▸ GIVEN ENTRIES:

_____

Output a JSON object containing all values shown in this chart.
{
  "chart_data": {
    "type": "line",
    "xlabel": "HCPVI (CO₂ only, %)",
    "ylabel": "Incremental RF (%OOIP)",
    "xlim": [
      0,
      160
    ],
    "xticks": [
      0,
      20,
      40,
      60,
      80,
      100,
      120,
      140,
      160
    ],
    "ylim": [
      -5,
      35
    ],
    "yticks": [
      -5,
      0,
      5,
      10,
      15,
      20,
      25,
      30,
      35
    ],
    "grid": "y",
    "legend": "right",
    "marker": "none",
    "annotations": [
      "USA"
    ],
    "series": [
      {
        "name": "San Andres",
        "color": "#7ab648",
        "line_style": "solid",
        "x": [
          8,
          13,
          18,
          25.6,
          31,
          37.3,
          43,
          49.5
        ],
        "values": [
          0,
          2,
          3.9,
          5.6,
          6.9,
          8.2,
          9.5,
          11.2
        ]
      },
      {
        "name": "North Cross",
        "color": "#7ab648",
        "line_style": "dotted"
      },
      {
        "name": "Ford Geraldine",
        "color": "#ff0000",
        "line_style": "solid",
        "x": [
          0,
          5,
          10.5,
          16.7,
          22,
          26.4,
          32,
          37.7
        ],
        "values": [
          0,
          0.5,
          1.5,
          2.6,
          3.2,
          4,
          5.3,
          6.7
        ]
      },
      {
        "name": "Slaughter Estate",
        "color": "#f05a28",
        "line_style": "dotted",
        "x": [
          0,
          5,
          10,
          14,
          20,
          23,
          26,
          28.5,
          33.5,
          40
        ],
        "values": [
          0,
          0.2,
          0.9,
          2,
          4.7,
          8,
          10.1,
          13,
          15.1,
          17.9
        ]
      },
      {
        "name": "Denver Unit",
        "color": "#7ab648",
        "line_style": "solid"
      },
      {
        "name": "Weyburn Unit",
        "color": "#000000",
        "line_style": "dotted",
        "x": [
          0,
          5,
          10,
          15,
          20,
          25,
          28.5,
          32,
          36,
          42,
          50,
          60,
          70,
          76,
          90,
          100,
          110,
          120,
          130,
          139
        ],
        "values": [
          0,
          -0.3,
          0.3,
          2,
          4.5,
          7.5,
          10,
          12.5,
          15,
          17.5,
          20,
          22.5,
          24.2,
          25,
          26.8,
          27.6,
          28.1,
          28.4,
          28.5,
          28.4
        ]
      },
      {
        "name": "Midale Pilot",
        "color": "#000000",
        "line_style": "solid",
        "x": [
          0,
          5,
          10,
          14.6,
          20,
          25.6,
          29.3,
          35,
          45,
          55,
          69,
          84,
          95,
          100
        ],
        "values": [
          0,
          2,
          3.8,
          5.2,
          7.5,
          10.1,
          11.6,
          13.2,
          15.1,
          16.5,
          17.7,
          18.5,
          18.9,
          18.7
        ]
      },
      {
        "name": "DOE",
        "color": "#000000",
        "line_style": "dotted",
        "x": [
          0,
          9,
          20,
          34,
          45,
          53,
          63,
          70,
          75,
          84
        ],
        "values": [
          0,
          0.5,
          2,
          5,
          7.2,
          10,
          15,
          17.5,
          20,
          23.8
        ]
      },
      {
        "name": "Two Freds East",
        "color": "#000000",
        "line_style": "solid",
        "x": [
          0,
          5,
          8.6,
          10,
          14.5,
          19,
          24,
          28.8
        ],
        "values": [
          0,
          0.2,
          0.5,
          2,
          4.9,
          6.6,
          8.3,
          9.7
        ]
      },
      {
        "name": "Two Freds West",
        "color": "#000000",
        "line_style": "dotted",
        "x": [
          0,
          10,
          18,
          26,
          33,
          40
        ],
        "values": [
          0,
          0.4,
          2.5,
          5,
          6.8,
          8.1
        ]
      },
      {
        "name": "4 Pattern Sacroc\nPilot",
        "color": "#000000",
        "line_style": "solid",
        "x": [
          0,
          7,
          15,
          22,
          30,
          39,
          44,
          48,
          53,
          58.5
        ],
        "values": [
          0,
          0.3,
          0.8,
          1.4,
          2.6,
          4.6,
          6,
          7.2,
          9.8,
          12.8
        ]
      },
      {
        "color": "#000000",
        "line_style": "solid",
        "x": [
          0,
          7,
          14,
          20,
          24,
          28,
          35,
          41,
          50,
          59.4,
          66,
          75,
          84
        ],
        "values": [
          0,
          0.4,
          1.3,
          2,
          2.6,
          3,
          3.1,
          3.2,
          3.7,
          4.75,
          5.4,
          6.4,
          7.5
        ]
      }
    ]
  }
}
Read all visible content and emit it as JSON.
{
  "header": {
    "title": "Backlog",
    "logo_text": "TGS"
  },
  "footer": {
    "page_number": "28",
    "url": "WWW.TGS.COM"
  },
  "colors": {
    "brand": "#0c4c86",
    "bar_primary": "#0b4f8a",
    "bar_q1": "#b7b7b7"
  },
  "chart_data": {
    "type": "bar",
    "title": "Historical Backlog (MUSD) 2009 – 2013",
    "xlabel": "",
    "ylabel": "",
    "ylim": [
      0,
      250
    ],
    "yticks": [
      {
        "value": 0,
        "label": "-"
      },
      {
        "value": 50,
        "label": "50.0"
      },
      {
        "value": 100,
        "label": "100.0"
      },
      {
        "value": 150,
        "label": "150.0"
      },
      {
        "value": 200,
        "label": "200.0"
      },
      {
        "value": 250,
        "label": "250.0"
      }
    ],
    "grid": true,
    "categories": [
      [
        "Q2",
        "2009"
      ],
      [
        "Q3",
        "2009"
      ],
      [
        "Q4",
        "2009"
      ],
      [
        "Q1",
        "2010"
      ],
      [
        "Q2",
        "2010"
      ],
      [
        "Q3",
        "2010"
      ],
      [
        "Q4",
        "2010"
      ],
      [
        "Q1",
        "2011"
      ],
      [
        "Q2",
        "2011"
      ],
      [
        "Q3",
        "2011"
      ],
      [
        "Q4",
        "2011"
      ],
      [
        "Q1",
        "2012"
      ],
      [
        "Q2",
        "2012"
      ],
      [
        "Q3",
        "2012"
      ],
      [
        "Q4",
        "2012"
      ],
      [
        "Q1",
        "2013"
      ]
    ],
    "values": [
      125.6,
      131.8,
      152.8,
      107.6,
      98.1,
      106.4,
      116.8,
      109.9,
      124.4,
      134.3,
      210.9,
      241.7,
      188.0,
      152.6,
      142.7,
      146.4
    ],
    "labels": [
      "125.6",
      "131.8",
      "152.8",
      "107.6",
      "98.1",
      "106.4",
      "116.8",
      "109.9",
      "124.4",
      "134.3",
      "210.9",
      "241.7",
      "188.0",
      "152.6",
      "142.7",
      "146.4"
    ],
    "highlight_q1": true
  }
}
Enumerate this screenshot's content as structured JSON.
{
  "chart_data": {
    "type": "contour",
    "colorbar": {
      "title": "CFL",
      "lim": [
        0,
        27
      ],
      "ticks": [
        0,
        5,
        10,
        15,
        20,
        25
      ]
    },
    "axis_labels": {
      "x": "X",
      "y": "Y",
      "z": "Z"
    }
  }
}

_____

Write out the entries above once more, without altering anything.

▸ RESPONSE:
Output a JSON object containing all values shown in this chart.
{
  "chart_data": {
    "type": "line",
    "xlabel": "HCPVI (CO₂ only, %)",
    "ylabel": "Incremental RF (%OOIP)",
    "xlim": [
      0,
      160
    ],
    "xticks": [
      0,
      20,
      40,
      60,
      80,
      100,
      120,
      140,
      160
    ],
    "ylim": [
      -5,
      35
    ],
    "yticks": [
      -5,
      0,
      5,
      10,
      15,
      20,
      25,
      30,
      35
    ],
    "grid": "y",
    "legend": "right",
    "marker": "none",
    "annotations": [
      "USA"
    ],
    "series": [
      {
        "name": "San Andres",
        "color": "#7ab648",
        "line_style": "solid",
        "x": [
          8,
          13,
          18,
          25.6,
          31,
          37.3,
          43,
          49.5
        ],
        "values": [
          0,
          2,
          3.9,
          5.6,
          6.9,
          8.2,
          9.5,
          11.2
        ]
      },
      {
        "name": "North Cross",
        "color": "#7ab648",
        "line_style": "dotted"
      },
      {
        "name": "Ford Geraldine",
        "color": "#ff0000",
        "line_style": "solid",
        "x": [
          0,
          5,
          10.5,
          16.7,
          22,
          26.4,
          32,
          37.7
        ],
        "values": [
          0,
          0.5,
          1.5,
          2.6,
          3.2,
          4,
          5.3,
          6.7
        ]
      },
      {
        "name": "Slaughter Estate",
        "color": "#f05a28",
        "line_style": "dotted",
        "x": [
          0,
          5,
          10,
          14,
          20,
          23,
          26,
          28.5,
          33.5,
          40
        ],
        "values": [
          0,
          0.2,
          0.9,
          2,
          4.7,
          8,
          10.1,
          13,
          15.1,
          17.9
        ]
      },
      {
        "name": "Denver Unit",
        "color": "#7ab648",
        "line_style": "solid"
      },
      {
        "name": "Weyburn Unit",
        "color": "#000000",
        "line_style": "dotted",
        "x": [
          0,
          5,
          10,
          15,
          20,
          25,
          28.5,
          32,
          36,
          42,
          50,
          60,
          70,
          76,
          90,
          100,
          110,
          120,
          130,
          139
        ],
        "values": [
          0,
          -0.3,
          0.3,
          2,
          4.5,
          7.5,
          10,
          12.5,
          15,
          17.5,
          20,
          22.5,
          24.2,
          25,
          26.8,
          27.6,
          28.1,
          28.4,
          28.5,
          28.4
        ]
      },
      {
        "name": "Midale Pilot",
        "color": "#000000",
        "line_style": "solid",
        "x": [
          0,
          5,
          10,
          14.6,
          20,
          25.6,
          29.3,
          35,
          45,
          55,
          69,
          84,
          95,
          100
        ],
        "values": [
          0,
          2,
          3.8,
          5.2,
          7.5,
          10.1,
          11.6,
          13.2,
          15.1,
          16.5,
          17.7,
          18.5,
          18.9,
          18.7
        ]
      },
      {
        "name": "DOE",
        "color": "#000000",
        "line_style": "dotted",
        "x": [
          0,
          9,
          20,
          34,
          45,
          53,
          63,
          70,
          75,
          84
        ],
        "values": [
          0,
          0.5,
          2,
          5,
          7.2,
          10,
          15,
          17.5,
          20,
          23.8
        ]
      },
      {
        "name": "Two Freds East",
        "color": "#000000",
        "line_style": "solid",
        "x": [
          0,
          5,
          8.6,
          10,
          14.5,
          19,
          24,
          28.8
        ],
        "values": [
          0,
          0.2,
          0.5,
          2,
          4.9,
          6.6,
          8.3,
          9.7
        ]
      },
      {
        "name": "Two Freds West",
        "color": "#000000",
        "line_style": "dotted",
        "x": [
          0,
          10,
          18,
          26,
          33,
          40
        ],
        "values": [
          0,
          0.4,
          2.5,
          5,
          6.8,
          8.1
        ]
      },
      {
        "name": "4 Pattern Sacroc\nPilot",
        "color": "#000000",
        "line_style": "solid",
        "x": [
          0,
          7,
          15,
          22,
          30,
          39,
          44,
          48,
          53,
          58.5
        ],
        "values": [
          0,
          0.3,
          0.8,
          1.4,
          2.6,
          4.6,
          6,
          7.2,
          9.8,
          12.8
        ]
      },
      {
        "color": "#000000",
        "line_style": "solid",
        "x": [
          0,
          7,
          14,
          20,
          24,
          28,
          35,
          41,
          50,
          59.4,
          66,
          75,
          84
        ],
        "values": [
          0,
          0.4,
          1.3,
          2,
          2.6,
          3,
          3.1,
          3.2,
          3.7,
          4.75,
          5.4,
          6.4,
          7.5
        ]
      }
    ]
  }
}
Read all visible content and emit it as JSON.
{
  "header": {
    "title": "Backlog",
    "logo_text": "TGS"
  },
  "footer": {
    "page_number": "28",
    "url": "WWW.TGS.COM"
  },
  "colors": {
    "brand": "#0c4c86",
    "bar_primary": "#0b4f8a",
    "bar_q1": "#b7b7b7"
  },
  "chart_data": {
    "type": "bar",
    "title": "Historical Backlog (MUSD) 2009 – 2013",
    "xlabel": "",
    "ylabel": "",
    "ylim": [
      0,
      250
    ],
    "yticks": [
      {
        "value": 0,
        "label": "-"
      },
      {
        "value": 50,
        "label": "50.0"
      },
      {
        "value": 100,
        "label": "100.0"
      },
      {
        "value": 150,
        "label": "150.0"
      },
      {
        "value": 200,
        "label": "200.0"
      },
      {
        "value": 250,
        "label": "250.0"
      }
    ],
    "grid": true,
    "categories": [
      [
        "Q2",
        "2009"
      ],
      [
        "Q3",
        "2009"
      ],
      [
        "Q4",
        "2009"
      ],
      [
        "Q1",
        "2010"
      ],
      [
        "Q2",
        "2010"
      ],
      [
        "Q3",
        "2010"
      ],
      [
        "Q4",
        "2010"
      ],
      [
        "Q1",
        "2011"
      ],
      [
        "Q2",
        "2011"
      ],
      [
        "Q3",
        "2011"
      ],
      [
        "Q4",
        "2011"
      ],
      [
        "Q1",
        "2012"
      ],
      [
        "Q2",
        "2012"
      ],
      [
        "Q3",
        "2012"
      ],
      [
        "Q4",
        "2012"
      ],
      [
        "Q1",
        "2013"
      ]
    ],
    "values": [
      125.6,
      131.8,
      152.8,
      107.6,
      98.1,
      106.4,
      116.8,
      109.9,
      124.4,
      134.3,
      210.9,
      241.7,
      188.0,
      152.6,
      142.7,
      146.4
    ],
    "labels": [
      "125.6",
      "131.8",
      "152.8",
      "107.6",
      "98.1",
      "106.4",
      "116.8",
      "109.9",
      "124.4",
      "134.3",
      "210.9",
      "241.7",
      "188.0",
      "152.6",
      "142.7",
      "146.4"
    ],
    "highlight_q1": true
  }
}
Enumerate this screenshot's content as structured JSON.
{
  "chart_data": {
    "type": "contour",
    "colorbar": {
      "title": "CFL",
      "lim": [
        0,
        27
      ],
      "ticks": [
        0,
        5,
        10,
        15,
        20,
        25
      ]
    },
    "axis_labels": {
      "x": "X",
      "y": "Y",
      "z": "Z"
    }
  }
}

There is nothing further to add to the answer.